#### Exercise inputs

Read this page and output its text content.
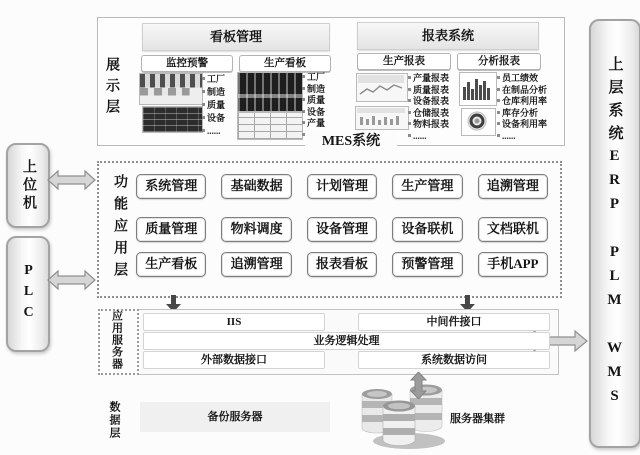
展示层
看板管理	报表系统
监控预警	生产看板	生产报表	分析报表
工厂
制造
质量
设备
......
工厂
制造
质量
设备
产量
产量报表
质量报表
设备报表
仓储报表
物料报表
......
员工绩效
在制品分析
仓库利用率
库存分析
设备利用率
......
MES系统
功能应用层	系统管理	基础数据	计划管理	生产管理	追溯管理
质量管理	物料调度	设备管理	设备联机	文档联机
生产看板	追溯管理	报表看板	预警管理	手机APP
应用服务器	IIS	中间件接口
业务逻辑处理
外部数据接口	系统数据访问
数据层	备份服务器	服务器集群
上位机
PLC	上层系统ERP PLM WMS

########

Given request:
Copy the records above exactly. The pictures are not part of the copy.

Correct response:
Read this page and output its text content.
展示层
看板管理	报表系统
监控预警	生产看板	生产报表	分析报表
工厂
制造
质量
设备
......
工厂
制造
质量
设备
产量
产量报表
质量报表
设备报表
仓储报表
物料报表
......
员工绩效
在制品分析
仓库利用率
库存分析
设备利用率
......
MES系统
功能应用层	系统管理	基础数据	计划管理	生产管理	追溯管理
质量管理	物料调度	设备管理	设备联机	文档联机
生产看板	追溯管理	报表看板	预警管理	手机APP
应用服务器	IIS	中间件接口
业务逻辑处理
外部数据接口	系统数据访问
数据层	备份服务器	服务器集群
上位机
PLC	上层系统ERP PLM WMS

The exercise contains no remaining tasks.